# start of Data shown

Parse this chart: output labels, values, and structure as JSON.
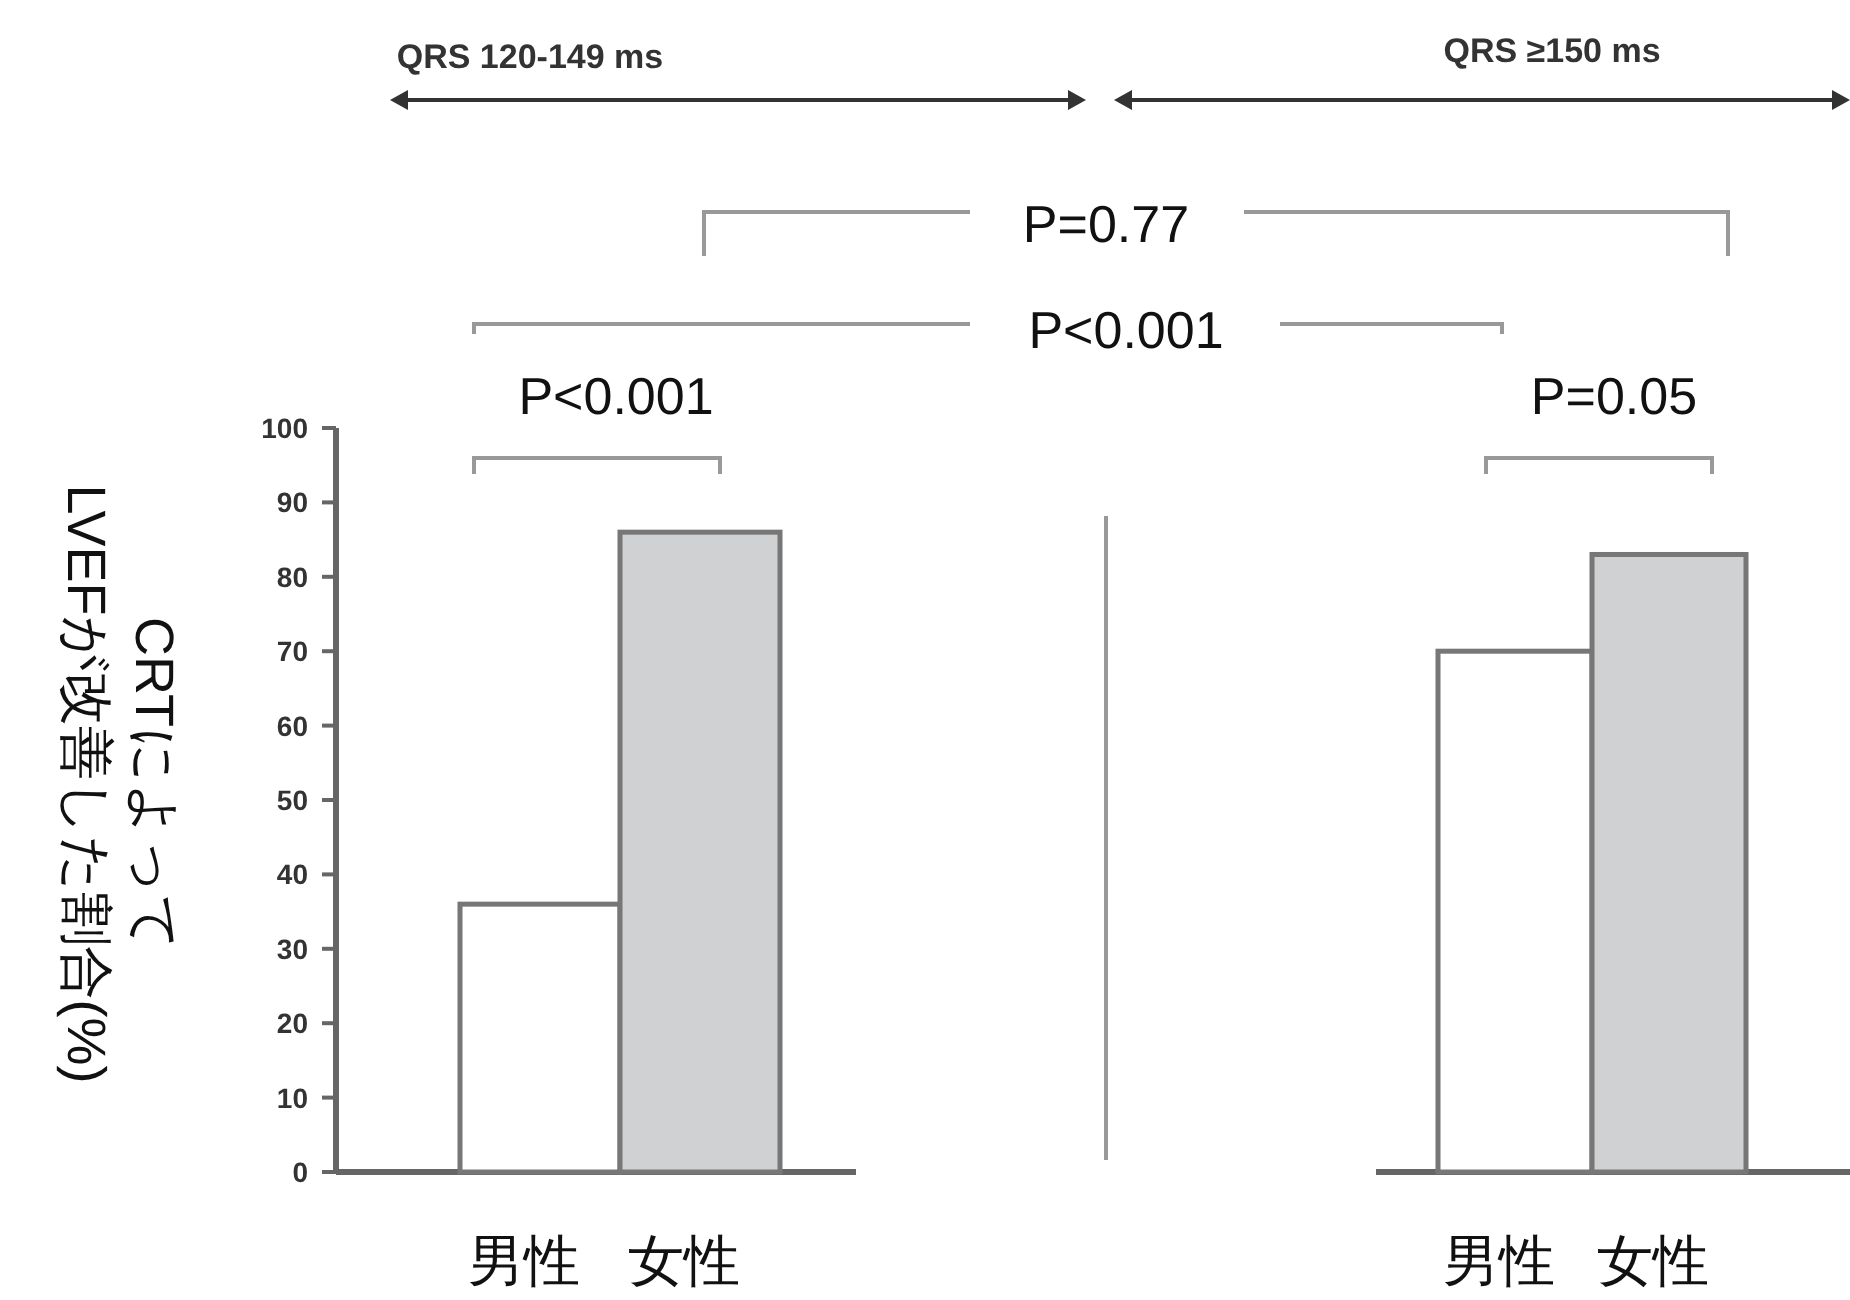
{
  "chart_data": [
    {
      "type": "bar",
      "categories": [
        "男性",
        "女性"
      ],
      "values": [
        36,
        86
      ],
      "colors": [
        "#ffffff",
        "#d0d1d3"
      ],
      "ylabel": "CRTによって\nLVEFが改善した割合(%)",
      "ylim": [
        0,
        100
      ],
      "yticks": [
        0,
        10,
        20,
        30,
        40,
        50,
        60,
        70,
        80,
        90,
        100
      ],
      "annotations": [
        "QRS 120-149 ms",
        "P<0.001",
        "P=0.77",
        "P<0.001"
      ]
    },
    {
      "type": "bar",
      "categories": [
        "男性",
        "女性"
      ],
      "values": [
        70,
        83
      ],
      "colors": [
        "#ffffff",
        "#d0d1d3"
      ],
      "ylim": [
        0,
        100
      ],
      "tick_labels": "x",
      "annotations": [
        "QRS ≥150 ms",
        "P=0.05"
      ]
    }
  ]
}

# end of Data shown

Written request:
Quote the records in full and exactly; skip any image.

Solution to the problem:
Parse this chart: output labels, values, and structure as JSON.
{
  "chart_data": [
    {
      "type": "bar",
      "categories": [
        "男性",
        "女性"
      ],
      "values": [
        36,
        86
      ],
      "colors": [
        "#ffffff",
        "#d0d1d3"
      ],
      "ylabel": "CRTによって\nLVEFが改善した割合(%)",
      "ylim": [
        0,
        100
      ],
      "yticks": [
        0,
        10,
        20,
        30,
        40,
        50,
        60,
        70,
        80,
        90,
        100
      ],
      "annotations": [
        "QRS 120-149 ms",
        "P<0.001",
        "P=0.77",
        "P<0.001"
      ]
    },
    {
      "type": "bar",
      "categories": [
        "男性",
        "女性"
      ],
      "values": [
        70,
        83
      ],
      "colors": [
        "#ffffff",
        "#d0d1d3"
      ],
      "ylim": [
        0,
        100
      ],
      "tick_labels": "x",
      "annotations": [
        "QRS ≥150 ms",
        "P=0.05"
      ]
    }
  ]
}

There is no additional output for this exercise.